◆ Directions:
Everything in the data should be repeated exactly, save for the images.

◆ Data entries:
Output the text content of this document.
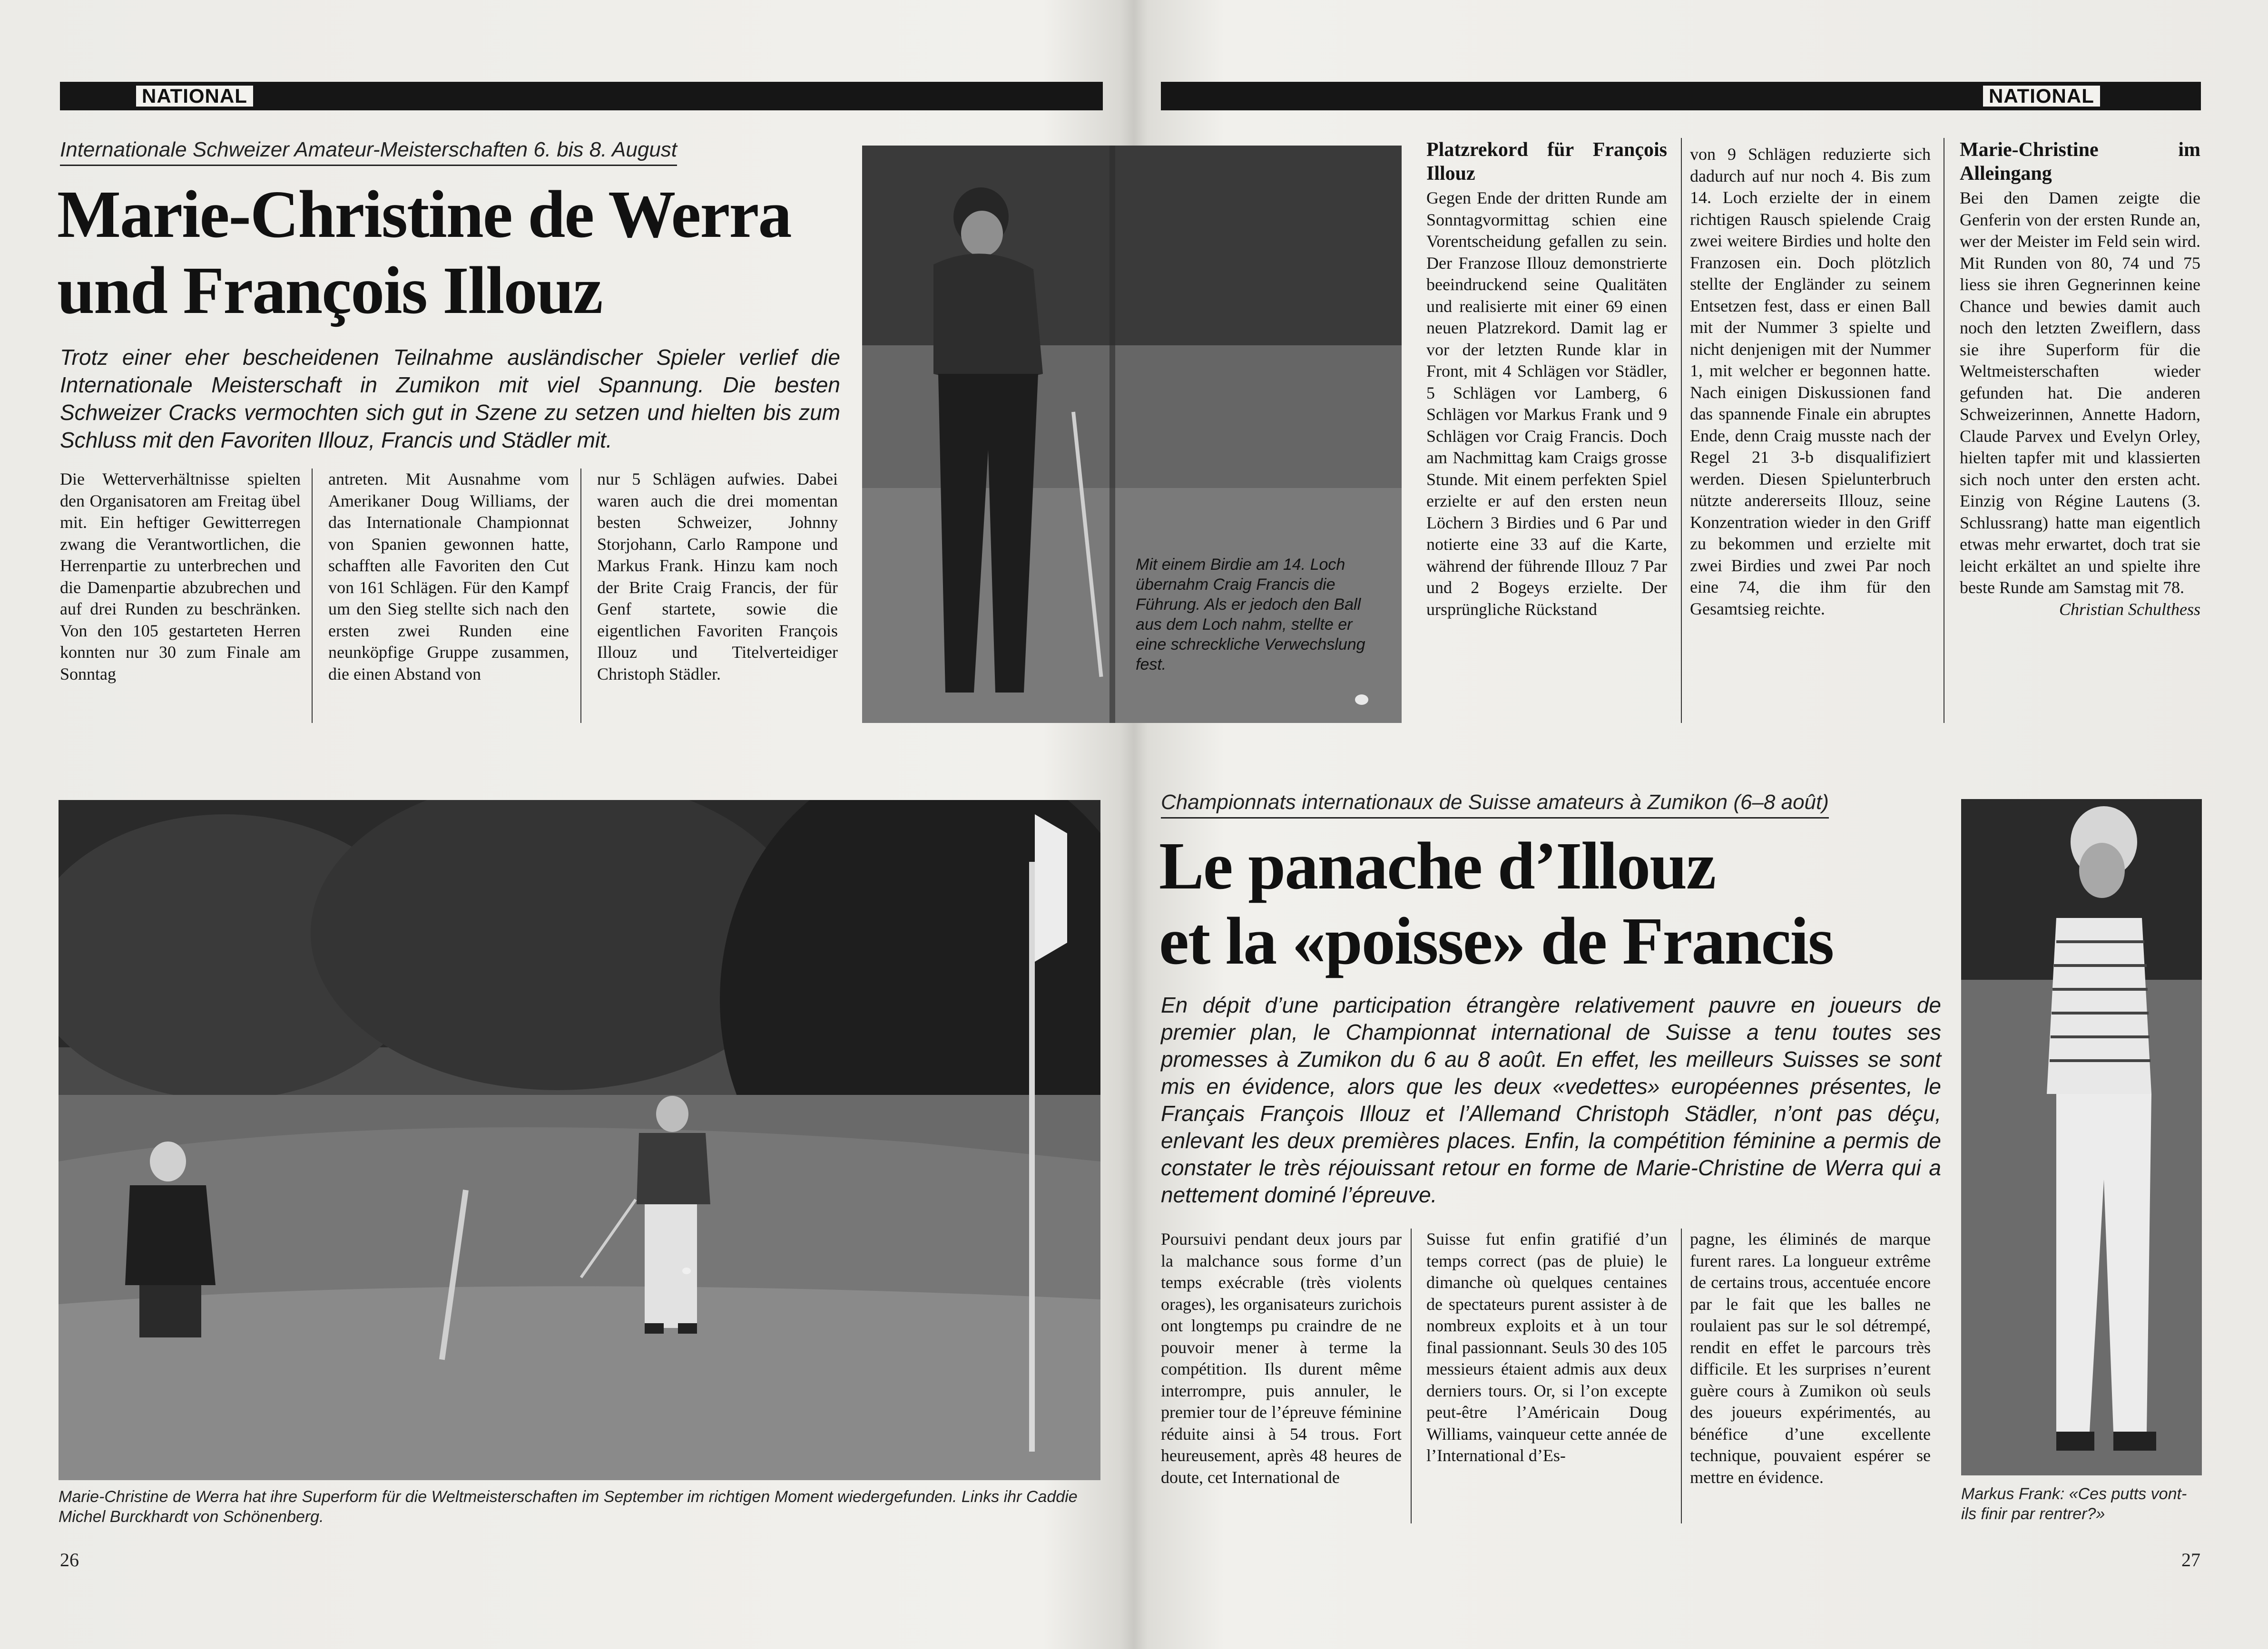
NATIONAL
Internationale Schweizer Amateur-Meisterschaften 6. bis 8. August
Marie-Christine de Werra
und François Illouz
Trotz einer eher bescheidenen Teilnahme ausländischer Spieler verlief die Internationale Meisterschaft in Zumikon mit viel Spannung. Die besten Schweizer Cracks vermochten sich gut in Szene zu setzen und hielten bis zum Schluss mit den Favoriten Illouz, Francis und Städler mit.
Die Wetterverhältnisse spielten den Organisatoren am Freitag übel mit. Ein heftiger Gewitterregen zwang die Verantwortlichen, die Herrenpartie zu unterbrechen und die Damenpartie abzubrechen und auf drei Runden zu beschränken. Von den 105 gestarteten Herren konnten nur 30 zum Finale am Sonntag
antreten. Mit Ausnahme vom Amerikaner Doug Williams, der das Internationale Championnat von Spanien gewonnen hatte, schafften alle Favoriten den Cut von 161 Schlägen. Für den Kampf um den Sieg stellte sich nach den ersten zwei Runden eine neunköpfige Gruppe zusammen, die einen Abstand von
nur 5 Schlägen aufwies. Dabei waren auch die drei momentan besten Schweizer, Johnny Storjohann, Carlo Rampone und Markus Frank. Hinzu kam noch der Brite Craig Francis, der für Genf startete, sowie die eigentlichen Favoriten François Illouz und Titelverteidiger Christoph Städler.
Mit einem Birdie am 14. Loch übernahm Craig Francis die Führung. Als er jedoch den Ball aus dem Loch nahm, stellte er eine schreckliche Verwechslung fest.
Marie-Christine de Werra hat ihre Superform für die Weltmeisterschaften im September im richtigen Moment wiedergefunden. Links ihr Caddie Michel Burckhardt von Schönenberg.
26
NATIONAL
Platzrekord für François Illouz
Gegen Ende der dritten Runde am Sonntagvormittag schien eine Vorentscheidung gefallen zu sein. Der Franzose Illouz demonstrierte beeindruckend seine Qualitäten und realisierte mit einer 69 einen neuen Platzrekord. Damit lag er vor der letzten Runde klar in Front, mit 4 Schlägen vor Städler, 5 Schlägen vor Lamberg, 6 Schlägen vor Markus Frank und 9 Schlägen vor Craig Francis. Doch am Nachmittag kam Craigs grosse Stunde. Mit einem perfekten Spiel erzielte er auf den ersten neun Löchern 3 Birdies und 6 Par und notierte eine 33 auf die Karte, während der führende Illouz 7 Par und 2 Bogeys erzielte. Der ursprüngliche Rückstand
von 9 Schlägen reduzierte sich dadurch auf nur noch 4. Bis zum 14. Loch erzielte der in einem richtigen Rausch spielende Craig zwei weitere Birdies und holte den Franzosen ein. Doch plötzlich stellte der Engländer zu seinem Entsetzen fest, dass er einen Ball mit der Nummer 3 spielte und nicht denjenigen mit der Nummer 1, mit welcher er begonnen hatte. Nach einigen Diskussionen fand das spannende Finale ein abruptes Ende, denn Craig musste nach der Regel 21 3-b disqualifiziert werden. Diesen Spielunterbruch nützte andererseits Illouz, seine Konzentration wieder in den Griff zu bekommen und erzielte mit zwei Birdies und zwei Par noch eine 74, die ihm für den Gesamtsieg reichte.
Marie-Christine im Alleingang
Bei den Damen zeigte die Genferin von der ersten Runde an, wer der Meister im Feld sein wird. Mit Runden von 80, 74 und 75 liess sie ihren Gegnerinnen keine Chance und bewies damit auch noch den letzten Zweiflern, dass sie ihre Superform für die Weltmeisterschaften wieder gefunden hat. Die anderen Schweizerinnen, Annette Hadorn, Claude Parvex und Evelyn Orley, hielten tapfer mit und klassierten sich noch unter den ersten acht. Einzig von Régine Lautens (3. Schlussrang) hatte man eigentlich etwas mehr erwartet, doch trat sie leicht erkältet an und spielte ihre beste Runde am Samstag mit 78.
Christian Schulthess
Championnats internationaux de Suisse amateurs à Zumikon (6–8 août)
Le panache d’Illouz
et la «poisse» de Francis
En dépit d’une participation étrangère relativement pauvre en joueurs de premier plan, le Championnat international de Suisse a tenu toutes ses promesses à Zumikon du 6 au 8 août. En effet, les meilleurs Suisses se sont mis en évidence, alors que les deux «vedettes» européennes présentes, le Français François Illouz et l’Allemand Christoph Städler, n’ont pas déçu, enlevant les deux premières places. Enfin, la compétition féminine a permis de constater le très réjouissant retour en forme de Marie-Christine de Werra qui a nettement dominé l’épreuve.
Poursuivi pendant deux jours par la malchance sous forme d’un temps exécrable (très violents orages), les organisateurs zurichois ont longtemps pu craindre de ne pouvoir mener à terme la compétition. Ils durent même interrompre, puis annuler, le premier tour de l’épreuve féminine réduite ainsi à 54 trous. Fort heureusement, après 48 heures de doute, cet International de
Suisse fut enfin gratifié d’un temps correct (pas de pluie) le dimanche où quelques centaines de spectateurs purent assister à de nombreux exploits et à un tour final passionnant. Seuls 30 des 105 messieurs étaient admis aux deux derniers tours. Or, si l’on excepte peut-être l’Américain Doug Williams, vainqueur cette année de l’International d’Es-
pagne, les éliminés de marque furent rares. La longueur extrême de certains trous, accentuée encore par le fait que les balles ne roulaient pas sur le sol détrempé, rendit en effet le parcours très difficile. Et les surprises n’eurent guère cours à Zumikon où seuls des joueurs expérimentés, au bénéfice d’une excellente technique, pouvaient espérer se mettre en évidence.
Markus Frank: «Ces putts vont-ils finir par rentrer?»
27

◆ Exercise response:
Output the text content of this document.
NATIONAL
Internationale Schweizer Amateur-Meisterschaften 6. bis 8. August
Marie-Christine de Werra
und François Illouz
Trotz einer eher bescheidenen Teilnahme ausländischer Spieler verlief die Internationale Meisterschaft in Zumikon mit viel Spannung. Die besten Schweizer Cracks vermochten sich gut in Szene zu setzen und hielten bis zum Schluss mit den Favoriten Illouz, Francis und Städler mit.
Die Wetterverhältnisse spielten den Organisatoren am Freitag übel mit. Ein heftiger Gewitterregen zwang die Verantwortlichen, die Herrenpartie zu unterbrechen und die Damenpartie abzubrechen und auf drei Runden zu beschränken. Von den 105 gestarteten Herren konnten nur 30 zum Finale am Sonntag
antreten. Mit Ausnahme vom Amerikaner Doug Williams, der das Internationale Championnat von Spanien gewonnen hatte, schafften alle Favoriten den Cut von 161 Schlägen. Für den Kampf um den Sieg stellte sich nach den ersten zwei Runden eine neunköpfige Gruppe zusammen, die einen Abstand von
nur 5 Schlägen aufwies. Dabei waren auch die drei momentan besten Schweizer, Johnny Storjohann, Carlo Rampone und Markus Frank. Hinzu kam noch der Brite Craig Francis, der für Genf startete, sowie die eigentlichen Favoriten François Illouz und Titelverteidiger Christoph Städler.
Mit einem Birdie am 14. Loch übernahm Craig Francis die Führung. Als er jedoch den Ball aus dem Loch nahm, stellte er eine schreckliche Verwechslung fest.
Marie-Christine de Werra hat ihre Superform für die Weltmeisterschaften im September im richtigen Moment wiedergefunden. Links ihr Caddie Michel Burckhardt von Schönenberg.
26
NATIONAL
Platzrekord für François Illouz
Gegen Ende der dritten Runde am Sonntagvormittag schien eine Vorentscheidung gefallen zu sein. Der Franzose Illouz demonstrierte beeindruckend seine Qualitäten und realisierte mit einer 69 einen neuen Platzrekord. Damit lag er vor der letzten Runde klar in Front, mit 4 Schlägen vor Städler, 5 Schlägen vor Lamberg, 6 Schlägen vor Markus Frank und 9 Schlägen vor Craig Francis. Doch am Nachmittag kam Craigs grosse Stunde. Mit einem perfekten Spiel erzielte er auf den ersten neun Löchern 3 Birdies und 6 Par und notierte eine 33 auf die Karte, während der führende Illouz 7 Par und 2 Bogeys erzielte. Der ursprüngliche Rückstand
von 9 Schlägen reduzierte sich dadurch auf nur noch 4. Bis zum 14. Loch erzielte der in einem richtigen Rausch spielende Craig zwei weitere Birdies und holte den Franzosen ein. Doch plötzlich stellte der Engländer zu seinem Entsetzen fest, dass er einen Ball mit der Nummer 3 spielte und nicht denjenigen mit der Nummer 1, mit welcher er begonnen hatte. Nach einigen Diskussionen fand das spannende Finale ein abruptes Ende, denn Craig musste nach der Regel 21 3-b disqualifiziert werden. Diesen Spielunterbruch nützte andererseits Illouz, seine Konzentration wieder in den Griff zu bekommen und erzielte mit zwei Birdies und zwei Par noch eine 74, die ihm für den Gesamtsieg reichte.
Marie-Christine im Alleingang
Bei den Damen zeigte die Genferin von der ersten Runde an, wer der Meister im Feld sein wird. Mit Runden von 80, 74 und 75 liess sie ihren Gegnerinnen keine Chance und bewies damit auch noch den letzten Zweiflern, dass sie ihre Superform für die Weltmeisterschaften wieder gefunden hat. Die anderen Schweizerinnen, Annette Hadorn, Claude Parvex und Evelyn Orley, hielten tapfer mit und klassierten sich noch unter den ersten acht. Einzig von Régine Lautens (3. Schlussrang) hatte man eigentlich etwas mehr erwartet, doch trat sie leicht erkältet an und spielte ihre beste Runde am Samstag mit 78.
Christian Schulthess
Championnats internationaux de Suisse amateurs à Zumikon (6–8 août)
Le panache d’Illouz
et la «poisse» de Francis
En dépit d’une participation étrangère relativement pauvre en joueurs de premier plan, le Championnat international de Suisse a tenu toutes ses promesses à Zumikon du 6 au 8 août. En effet, les meilleurs Suisses se sont mis en évidence, alors que les deux «vedettes» européennes présentes, le Français François Illouz et l’Allemand Christoph Städler, n’ont pas déçu, enlevant les deux premières places. Enfin, la compétition féminine a permis de constater le très réjouissant retour en forme de Marie-Christine de Werra qui a nettement dominé l’épreuve.
Poursuivi pendant deux jours par la malchance sous forme d’un temps exécrable (très violents orages), les organisateurs zurichois ont longtemps pu craindre de ne pouvoir mener à terme la compétition. Ils durent même interrompre, puis annuler, le premier tour de l’épreuve féminine réduite ainsi à 54 trous. Fort heureusement, après 48 heures de doute, cet International de
Suisse fut enfin gratifié d’un temps correct (pas de pluie) le dimanche où quelques centaines de spectateurs purent assister à de nombreux exploits et à un tour final passionnant. Seuls 30 des 105 messieurs étaient admis aux deux derniers tours. Or, si l’on excepte peut-être l’Américain Doug Williams, vainqueur cette année de l’International d’Es-
pagne, les éliminés de marque furent rares. La longueur extrême de certains trous, accentuée encore par le fait que les balles ne roulaient pas sur le sol détrempé, rendit en effet le parcours très difficile. Et les surprises n’eurent guère cours à Zumikon où seuls des joueurs expérimentés, au bénéfice d’une excellente technique, pouvaient espérer se mettre en évidence.
Markus Frank: «Ces putts vont-ils finir par rentrer?»
27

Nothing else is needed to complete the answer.